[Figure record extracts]
_ _ _

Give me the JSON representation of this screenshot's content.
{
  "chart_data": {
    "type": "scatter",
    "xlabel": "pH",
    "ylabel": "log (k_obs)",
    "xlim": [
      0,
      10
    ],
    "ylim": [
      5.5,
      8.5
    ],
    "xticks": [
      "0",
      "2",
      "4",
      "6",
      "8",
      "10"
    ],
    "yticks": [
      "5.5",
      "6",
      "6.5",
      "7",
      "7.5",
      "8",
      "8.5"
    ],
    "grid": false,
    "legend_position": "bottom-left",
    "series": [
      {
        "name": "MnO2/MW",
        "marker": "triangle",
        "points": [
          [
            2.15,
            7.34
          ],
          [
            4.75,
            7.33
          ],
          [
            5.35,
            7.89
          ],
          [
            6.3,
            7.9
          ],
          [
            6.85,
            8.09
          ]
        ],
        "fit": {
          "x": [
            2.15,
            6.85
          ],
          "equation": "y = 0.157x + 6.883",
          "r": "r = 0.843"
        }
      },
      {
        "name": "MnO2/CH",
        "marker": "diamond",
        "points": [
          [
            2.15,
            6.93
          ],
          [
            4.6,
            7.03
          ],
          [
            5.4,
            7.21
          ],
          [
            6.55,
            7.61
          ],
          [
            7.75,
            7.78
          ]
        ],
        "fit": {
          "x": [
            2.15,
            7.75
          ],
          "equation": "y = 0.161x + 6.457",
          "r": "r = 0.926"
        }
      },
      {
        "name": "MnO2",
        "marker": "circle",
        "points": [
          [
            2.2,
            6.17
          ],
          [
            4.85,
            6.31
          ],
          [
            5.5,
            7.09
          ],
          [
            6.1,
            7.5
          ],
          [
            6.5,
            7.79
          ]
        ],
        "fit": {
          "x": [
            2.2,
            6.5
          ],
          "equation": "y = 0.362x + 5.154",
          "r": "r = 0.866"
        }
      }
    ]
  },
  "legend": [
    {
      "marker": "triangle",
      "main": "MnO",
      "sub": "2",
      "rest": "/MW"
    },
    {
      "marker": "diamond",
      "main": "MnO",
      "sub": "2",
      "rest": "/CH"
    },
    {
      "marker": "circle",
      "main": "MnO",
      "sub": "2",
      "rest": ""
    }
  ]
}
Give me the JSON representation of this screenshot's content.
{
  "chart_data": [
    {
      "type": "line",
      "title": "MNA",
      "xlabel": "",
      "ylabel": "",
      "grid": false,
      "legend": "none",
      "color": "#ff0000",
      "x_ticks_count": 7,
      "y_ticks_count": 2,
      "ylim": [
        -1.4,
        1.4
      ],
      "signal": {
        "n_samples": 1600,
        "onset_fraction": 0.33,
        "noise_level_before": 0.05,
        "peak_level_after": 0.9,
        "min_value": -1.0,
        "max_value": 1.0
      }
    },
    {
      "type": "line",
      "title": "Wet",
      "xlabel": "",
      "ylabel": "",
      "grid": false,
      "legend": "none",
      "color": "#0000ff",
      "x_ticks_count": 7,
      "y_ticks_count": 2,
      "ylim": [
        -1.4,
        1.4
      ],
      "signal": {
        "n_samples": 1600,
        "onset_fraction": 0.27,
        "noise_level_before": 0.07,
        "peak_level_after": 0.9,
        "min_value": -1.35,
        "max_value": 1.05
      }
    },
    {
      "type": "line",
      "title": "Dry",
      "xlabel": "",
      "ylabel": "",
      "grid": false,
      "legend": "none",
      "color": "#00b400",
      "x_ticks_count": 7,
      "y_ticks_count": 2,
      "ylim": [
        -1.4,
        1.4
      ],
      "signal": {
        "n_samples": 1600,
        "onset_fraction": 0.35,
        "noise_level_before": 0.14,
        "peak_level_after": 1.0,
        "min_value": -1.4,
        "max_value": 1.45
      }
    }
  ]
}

_ _ _

Repeat the records above exactly, leaving none out.

Give me the JSON representation of this screenshot's content.
{
  "chart_data": {
    "type": "scatter",
    "xlabel": "pH",
    "ylabel": "log (k_obs)",
    "xlim": [
      0,
      10
    ],
    "ylim": [
      5.5,
      8.5
    ],
    "xticks": [
      "0",
      "2",
      "4",
      "6",
      "8",
      "10"
    ],
    "yticks": [
      "5.5",
      "6",
      "6.5",
      "7",
      "7.5",
      "8",
      "8.5"
    ],
    "grid": false,
    "legend_position": "bottom-left",
    "series": [
      {
        "name": "MnO2/MW",
        "marker": "triangle",
        "points": [
          [
            2.15,
            7.34
          ],
          [
            4.75,
            7.33
          ],
          [
            5.35,
            7.89
          ],
          [
            6.3,
            7.9
          ],
          [
            6.85,
            8.09
          ]
        ],
        "fit": {
          "x": [
            2.15,
            6.85
          ],
          "equation": "y = 0.157x + 6.883",
          "r": "r = 0.843"
        }
      },
      {
        "name": "MnO2/CH",
        "marker": "diamond",
        "points": [
          [
            2.15,
            6.93
          ],
          [
            4.6,
            7.03
          ],
          [
            5.4,
            7.21
          ],
          [
            6.55,
            7.61
          ],
          [
            7.75,
            7.78
          ]
        ],
        "fit": {
          "x": [
            2.15,
            7.75
          ],
          "equation": "y = 0.161x + 6.457",
          "r": "r = 0.926"
        }
      },
      {
        "name": "MnO2",
        "marker": "circle",
        "points": [
          [
            2.2,
            6.17
          ],
          [
            4.85,
            6.31
          ],
          [
            5.5,
            7.09
          ],
          [
            6.1,
            7.5
          ],
          [
            6.5,
            7.79
          ]
        ],
        "fit": {
          "x": [
            2.2,
            6.5
          ],
          "equation": "y = 0.362x + 5.154",
          "r": "r = 0.866"
        }
      }
    ]
  },
  "legend": [
    {
      "marker": "triangle",
      "main": "MnO",
      "sub": "2",
      "rest": "/MW"
    },
    {
      "marker": "diamond",
      "main": "MnO",
      "sub": "2",
      "rest": "/CH"
    },
    {
      "marker": "circle",
      "main": "MnO",
      "sub": "2",
      "rest": ""
    }
  ]
}
Give me the JSON representation of this screenshot's content.
{
  "chart_data": [
    {
      "type": "line",
      "title": "MNA",
      "xlabel": "",
      "ylabel": "",
      "grid": false,
      "legend": "none",
      "color": "#ff0000",
      "x_ticks_count": 7,
      "y_ticks_count": 2,
      "ylim": [
        -1.4,
        1.4
      ],
      "signal": {
        "n_samples": 1600,
        "onset_fraction": 0.33,
        "noise_level_before": 0.05,
        "peak_level_after": 0.9,
        "min_value": -1.0,
        "max_value": 1.0
      }
    },
    {
      "type": "line",
      "title": "Wet",
      "xlabel": "",
      "ylabel": "",
      "grid": false,
      "legend": "none",
      "color": "#0000ff",
      "x_ticks_count": 7,
      "y_ticks_count": 2,
      "ylim": [
        -1.4,
        1.4
      ],
      "signal": {
        "n_samples": 1600,
        "onset_fraction": 0.27,
        "noise_level_before": 0.07,
        "peak_level_after": 0.9,
        "min_value": -1.35,
        "max_value": 1.05
      }
    },
    {
      "type": "line",
      "title": "Dry",
      "xlabel": "",
      "ylabel": "",
      "grid": false,
      "legend": "none",
      "color": "#00b400",
      "x_ticks_count": 7,
      "y_ticks_count": 2,
      "ylim": [
        -1.4,
        1.4
      ],
      "signal": {
        "n_samples": 1600,
        "onset_fraction": 0.35,
        "noise_level_before": 0.14,
        "peak_level_after": 1.0,
        "min_value": -1.4,
        "max_value": 1.45
      }
    }
  ]
}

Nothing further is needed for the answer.